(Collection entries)
--- START ---
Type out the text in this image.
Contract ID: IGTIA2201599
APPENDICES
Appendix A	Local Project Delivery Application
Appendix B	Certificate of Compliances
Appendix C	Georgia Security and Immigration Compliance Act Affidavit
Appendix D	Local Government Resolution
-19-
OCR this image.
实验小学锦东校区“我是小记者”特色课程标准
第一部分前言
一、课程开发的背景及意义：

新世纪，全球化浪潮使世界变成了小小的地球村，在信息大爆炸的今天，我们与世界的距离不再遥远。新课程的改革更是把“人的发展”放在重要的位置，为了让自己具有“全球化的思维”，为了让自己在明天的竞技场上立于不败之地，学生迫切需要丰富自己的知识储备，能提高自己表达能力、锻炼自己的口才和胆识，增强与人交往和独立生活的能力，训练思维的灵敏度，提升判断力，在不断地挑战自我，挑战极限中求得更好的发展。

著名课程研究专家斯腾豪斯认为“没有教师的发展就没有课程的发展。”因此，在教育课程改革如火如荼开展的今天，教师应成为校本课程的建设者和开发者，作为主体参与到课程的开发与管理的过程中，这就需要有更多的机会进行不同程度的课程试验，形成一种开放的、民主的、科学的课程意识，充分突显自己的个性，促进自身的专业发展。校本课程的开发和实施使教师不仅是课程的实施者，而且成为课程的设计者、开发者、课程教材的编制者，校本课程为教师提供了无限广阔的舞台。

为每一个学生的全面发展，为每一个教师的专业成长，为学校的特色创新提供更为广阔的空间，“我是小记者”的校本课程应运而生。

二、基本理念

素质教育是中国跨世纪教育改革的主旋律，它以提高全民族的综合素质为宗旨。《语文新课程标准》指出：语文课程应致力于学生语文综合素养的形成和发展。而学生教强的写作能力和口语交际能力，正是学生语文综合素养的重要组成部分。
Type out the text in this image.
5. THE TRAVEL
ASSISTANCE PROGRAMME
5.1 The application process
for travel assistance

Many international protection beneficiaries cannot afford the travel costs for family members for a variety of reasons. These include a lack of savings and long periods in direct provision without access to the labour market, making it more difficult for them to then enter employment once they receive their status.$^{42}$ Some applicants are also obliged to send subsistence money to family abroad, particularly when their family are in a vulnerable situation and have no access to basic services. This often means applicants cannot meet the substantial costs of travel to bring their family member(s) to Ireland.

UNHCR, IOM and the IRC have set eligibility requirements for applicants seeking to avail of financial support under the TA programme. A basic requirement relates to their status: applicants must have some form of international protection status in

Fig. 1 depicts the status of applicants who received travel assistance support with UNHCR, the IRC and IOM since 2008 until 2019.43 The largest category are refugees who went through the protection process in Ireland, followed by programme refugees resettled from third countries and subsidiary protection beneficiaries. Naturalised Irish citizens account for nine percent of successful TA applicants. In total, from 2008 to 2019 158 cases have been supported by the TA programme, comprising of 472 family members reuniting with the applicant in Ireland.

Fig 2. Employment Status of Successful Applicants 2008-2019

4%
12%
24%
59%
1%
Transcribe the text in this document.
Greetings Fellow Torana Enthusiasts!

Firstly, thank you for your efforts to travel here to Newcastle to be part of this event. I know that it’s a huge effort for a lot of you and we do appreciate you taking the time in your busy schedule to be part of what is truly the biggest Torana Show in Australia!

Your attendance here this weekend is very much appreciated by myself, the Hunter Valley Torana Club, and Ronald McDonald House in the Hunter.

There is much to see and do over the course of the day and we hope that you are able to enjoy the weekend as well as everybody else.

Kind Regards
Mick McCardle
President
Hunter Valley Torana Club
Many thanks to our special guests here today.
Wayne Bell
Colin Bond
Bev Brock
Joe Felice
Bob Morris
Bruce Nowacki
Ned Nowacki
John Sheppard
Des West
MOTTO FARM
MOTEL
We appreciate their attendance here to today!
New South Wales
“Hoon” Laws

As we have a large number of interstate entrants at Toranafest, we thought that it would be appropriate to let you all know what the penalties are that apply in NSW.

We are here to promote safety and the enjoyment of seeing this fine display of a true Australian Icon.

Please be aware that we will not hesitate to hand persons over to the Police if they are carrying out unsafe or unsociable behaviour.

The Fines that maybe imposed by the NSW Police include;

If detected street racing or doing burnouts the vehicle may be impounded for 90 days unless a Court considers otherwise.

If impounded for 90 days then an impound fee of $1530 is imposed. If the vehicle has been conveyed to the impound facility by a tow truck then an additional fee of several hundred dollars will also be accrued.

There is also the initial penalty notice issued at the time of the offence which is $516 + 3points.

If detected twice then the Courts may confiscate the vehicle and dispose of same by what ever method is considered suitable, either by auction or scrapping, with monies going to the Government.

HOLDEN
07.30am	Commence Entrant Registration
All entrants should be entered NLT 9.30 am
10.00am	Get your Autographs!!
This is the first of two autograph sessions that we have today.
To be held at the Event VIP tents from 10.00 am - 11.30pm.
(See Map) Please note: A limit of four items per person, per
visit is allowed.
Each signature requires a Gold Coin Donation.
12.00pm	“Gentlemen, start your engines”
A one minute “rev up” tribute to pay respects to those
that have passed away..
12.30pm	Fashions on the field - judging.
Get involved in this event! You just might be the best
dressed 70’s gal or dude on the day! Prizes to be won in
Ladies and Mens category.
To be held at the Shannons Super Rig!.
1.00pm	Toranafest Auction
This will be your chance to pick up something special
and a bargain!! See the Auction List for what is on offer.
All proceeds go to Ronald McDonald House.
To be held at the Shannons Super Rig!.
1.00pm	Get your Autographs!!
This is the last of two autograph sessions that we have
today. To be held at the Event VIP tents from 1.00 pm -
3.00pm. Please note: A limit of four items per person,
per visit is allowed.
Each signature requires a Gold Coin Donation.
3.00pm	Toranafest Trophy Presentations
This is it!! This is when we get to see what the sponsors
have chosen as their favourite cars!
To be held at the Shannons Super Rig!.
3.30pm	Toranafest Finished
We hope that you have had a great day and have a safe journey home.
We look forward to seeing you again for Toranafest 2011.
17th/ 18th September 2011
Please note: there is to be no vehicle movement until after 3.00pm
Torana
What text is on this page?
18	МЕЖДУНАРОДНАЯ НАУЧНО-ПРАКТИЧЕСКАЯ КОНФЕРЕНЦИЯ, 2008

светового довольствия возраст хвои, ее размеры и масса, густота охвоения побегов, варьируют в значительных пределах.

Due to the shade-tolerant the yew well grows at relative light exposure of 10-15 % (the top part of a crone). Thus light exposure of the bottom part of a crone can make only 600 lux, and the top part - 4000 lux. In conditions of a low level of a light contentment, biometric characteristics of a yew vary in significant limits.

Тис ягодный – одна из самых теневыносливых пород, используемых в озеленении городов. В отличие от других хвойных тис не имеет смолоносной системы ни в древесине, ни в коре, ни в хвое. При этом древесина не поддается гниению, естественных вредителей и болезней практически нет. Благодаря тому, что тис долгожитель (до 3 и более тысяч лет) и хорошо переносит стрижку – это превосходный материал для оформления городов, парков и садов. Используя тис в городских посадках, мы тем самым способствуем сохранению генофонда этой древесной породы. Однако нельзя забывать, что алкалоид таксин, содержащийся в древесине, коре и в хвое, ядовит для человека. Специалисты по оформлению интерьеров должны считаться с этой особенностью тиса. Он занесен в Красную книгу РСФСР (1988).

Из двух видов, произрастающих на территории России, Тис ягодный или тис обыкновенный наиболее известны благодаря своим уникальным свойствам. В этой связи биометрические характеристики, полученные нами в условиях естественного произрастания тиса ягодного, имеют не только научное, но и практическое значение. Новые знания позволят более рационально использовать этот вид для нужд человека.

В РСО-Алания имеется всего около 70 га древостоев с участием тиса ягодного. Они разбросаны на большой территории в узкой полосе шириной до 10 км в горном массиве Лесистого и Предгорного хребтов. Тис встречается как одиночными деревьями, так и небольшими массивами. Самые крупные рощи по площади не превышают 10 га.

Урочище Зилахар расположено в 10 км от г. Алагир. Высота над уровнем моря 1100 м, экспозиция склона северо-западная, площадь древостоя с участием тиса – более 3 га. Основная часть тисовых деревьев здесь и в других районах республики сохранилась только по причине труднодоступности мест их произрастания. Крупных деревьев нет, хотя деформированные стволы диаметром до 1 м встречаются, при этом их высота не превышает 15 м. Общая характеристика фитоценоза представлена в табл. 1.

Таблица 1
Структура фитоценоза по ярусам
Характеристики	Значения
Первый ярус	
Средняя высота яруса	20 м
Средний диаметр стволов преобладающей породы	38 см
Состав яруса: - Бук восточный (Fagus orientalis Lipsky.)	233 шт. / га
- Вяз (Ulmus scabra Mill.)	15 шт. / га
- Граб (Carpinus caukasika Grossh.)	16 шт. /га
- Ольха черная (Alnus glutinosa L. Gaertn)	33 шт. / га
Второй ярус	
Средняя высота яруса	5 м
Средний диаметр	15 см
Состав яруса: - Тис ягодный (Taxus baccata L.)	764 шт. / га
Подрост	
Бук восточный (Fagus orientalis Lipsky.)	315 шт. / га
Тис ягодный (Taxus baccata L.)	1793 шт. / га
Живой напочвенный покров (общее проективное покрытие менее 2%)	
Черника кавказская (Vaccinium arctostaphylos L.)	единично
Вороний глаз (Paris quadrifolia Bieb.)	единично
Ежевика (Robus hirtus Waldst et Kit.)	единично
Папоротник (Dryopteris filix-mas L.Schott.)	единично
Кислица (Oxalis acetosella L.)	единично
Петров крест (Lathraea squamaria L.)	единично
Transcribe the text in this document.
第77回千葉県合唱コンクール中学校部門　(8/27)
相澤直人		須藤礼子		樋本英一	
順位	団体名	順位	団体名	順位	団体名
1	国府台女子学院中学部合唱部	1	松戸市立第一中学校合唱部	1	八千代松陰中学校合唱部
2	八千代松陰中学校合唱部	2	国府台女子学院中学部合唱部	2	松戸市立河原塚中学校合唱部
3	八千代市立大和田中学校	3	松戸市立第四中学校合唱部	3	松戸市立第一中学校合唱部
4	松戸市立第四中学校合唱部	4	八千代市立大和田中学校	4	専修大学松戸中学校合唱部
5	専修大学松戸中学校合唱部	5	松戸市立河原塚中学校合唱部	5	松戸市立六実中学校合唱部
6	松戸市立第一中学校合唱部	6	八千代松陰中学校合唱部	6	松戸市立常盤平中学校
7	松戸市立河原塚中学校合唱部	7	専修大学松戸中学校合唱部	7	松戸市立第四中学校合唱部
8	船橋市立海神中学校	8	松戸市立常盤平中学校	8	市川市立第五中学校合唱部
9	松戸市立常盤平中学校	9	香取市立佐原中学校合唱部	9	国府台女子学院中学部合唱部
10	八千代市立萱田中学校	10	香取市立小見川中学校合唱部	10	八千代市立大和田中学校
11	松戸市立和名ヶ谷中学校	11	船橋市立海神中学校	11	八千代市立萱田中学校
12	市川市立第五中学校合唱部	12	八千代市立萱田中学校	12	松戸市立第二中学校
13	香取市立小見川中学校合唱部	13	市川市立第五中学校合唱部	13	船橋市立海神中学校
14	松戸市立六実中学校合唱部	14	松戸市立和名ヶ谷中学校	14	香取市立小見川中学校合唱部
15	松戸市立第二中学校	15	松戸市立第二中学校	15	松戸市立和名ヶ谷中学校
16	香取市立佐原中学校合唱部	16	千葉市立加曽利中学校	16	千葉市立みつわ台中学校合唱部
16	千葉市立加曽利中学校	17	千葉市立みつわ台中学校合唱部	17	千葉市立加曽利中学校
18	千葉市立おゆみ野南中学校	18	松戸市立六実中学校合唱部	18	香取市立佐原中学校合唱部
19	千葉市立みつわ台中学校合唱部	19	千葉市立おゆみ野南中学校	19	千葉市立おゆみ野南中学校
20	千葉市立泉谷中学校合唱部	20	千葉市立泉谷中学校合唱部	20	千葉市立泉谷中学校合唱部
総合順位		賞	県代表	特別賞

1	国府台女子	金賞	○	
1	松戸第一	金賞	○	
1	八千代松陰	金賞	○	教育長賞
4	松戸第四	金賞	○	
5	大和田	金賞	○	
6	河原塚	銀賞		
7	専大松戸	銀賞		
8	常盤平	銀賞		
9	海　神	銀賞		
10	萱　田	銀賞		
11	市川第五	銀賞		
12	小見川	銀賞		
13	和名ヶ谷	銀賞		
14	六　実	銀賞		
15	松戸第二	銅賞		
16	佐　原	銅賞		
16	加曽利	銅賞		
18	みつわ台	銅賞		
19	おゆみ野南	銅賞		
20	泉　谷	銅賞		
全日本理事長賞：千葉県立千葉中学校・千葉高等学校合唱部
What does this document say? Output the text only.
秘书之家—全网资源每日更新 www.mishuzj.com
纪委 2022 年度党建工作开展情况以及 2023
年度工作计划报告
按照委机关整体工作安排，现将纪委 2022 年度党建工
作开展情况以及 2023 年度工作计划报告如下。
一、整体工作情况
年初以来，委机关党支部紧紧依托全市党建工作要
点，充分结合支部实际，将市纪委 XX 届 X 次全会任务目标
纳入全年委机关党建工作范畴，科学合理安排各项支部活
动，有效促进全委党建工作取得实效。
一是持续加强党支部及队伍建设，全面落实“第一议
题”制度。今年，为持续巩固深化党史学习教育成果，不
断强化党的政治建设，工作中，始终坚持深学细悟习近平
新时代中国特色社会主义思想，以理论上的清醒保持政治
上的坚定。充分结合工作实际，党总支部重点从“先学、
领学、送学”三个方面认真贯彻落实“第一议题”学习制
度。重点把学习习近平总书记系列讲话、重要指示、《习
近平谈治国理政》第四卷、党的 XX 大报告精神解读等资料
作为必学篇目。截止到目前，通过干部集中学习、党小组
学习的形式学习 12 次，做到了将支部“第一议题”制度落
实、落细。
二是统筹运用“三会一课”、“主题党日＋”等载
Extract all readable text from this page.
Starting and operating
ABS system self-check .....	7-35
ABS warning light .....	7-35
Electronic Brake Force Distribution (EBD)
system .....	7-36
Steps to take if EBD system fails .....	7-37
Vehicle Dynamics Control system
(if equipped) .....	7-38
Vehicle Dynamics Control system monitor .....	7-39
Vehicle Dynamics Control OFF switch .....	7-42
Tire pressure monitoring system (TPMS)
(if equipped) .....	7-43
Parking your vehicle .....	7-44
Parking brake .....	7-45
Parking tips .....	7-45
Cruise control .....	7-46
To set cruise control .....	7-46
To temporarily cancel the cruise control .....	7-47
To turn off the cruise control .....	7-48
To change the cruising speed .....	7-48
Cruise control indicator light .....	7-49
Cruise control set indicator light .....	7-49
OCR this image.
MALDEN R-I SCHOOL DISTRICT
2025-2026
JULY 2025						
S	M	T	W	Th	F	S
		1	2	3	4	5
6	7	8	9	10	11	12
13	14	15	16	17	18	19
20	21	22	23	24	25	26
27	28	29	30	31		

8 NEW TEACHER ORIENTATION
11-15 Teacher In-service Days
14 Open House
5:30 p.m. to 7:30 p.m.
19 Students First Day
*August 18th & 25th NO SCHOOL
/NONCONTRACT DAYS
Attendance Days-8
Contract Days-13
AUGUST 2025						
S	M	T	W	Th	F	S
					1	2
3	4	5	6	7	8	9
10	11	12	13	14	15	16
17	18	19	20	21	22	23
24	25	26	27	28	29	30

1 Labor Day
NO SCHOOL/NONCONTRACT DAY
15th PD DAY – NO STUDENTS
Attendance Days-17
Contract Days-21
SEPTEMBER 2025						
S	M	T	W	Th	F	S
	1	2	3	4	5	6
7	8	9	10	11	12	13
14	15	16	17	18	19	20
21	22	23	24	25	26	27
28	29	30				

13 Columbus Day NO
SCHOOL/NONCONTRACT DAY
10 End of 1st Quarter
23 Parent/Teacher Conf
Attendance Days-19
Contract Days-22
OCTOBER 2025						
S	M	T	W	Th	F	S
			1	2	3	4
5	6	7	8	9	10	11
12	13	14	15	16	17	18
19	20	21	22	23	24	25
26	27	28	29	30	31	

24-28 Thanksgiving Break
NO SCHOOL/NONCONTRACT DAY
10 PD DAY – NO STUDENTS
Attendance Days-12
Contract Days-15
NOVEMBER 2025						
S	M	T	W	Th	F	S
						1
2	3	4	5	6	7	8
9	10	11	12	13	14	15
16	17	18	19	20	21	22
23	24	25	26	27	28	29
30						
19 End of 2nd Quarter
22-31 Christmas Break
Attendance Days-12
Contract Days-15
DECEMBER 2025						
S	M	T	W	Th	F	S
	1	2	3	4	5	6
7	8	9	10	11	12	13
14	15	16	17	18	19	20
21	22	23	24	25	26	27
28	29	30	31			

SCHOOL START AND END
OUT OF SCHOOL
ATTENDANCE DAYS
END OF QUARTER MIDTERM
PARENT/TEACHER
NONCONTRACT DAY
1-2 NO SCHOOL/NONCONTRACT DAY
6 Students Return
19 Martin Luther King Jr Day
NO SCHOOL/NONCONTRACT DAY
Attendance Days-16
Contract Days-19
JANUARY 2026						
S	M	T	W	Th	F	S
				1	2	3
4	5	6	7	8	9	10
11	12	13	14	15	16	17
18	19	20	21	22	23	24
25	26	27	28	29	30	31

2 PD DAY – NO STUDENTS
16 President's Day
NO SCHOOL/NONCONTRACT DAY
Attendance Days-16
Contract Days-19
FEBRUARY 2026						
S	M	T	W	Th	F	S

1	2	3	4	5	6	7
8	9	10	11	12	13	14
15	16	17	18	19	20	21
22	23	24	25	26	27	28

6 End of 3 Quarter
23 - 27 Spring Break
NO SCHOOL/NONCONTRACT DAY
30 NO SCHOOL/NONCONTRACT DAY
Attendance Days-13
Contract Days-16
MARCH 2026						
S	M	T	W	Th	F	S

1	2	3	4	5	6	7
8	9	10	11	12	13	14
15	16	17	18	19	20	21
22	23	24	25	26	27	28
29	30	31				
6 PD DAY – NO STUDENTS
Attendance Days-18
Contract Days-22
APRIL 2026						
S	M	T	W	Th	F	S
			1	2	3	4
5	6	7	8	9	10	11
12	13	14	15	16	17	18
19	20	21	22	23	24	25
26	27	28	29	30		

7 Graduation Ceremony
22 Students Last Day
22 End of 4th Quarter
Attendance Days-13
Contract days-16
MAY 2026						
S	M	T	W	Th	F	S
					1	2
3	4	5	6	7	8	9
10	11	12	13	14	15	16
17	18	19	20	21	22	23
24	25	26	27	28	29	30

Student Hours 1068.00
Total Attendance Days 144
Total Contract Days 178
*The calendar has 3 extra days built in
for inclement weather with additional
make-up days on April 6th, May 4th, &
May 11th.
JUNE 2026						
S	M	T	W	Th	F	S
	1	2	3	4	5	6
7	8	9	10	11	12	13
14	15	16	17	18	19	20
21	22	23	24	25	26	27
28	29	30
--- END ---
Locate the word "Valley" in the records above, and return each line that has it.

Your attendance here this weekend is very much appreciated by myself, the Hunter Valley Torana Club, and Ronald McDonald House in the Hunter.
Hunter Valley Torana Club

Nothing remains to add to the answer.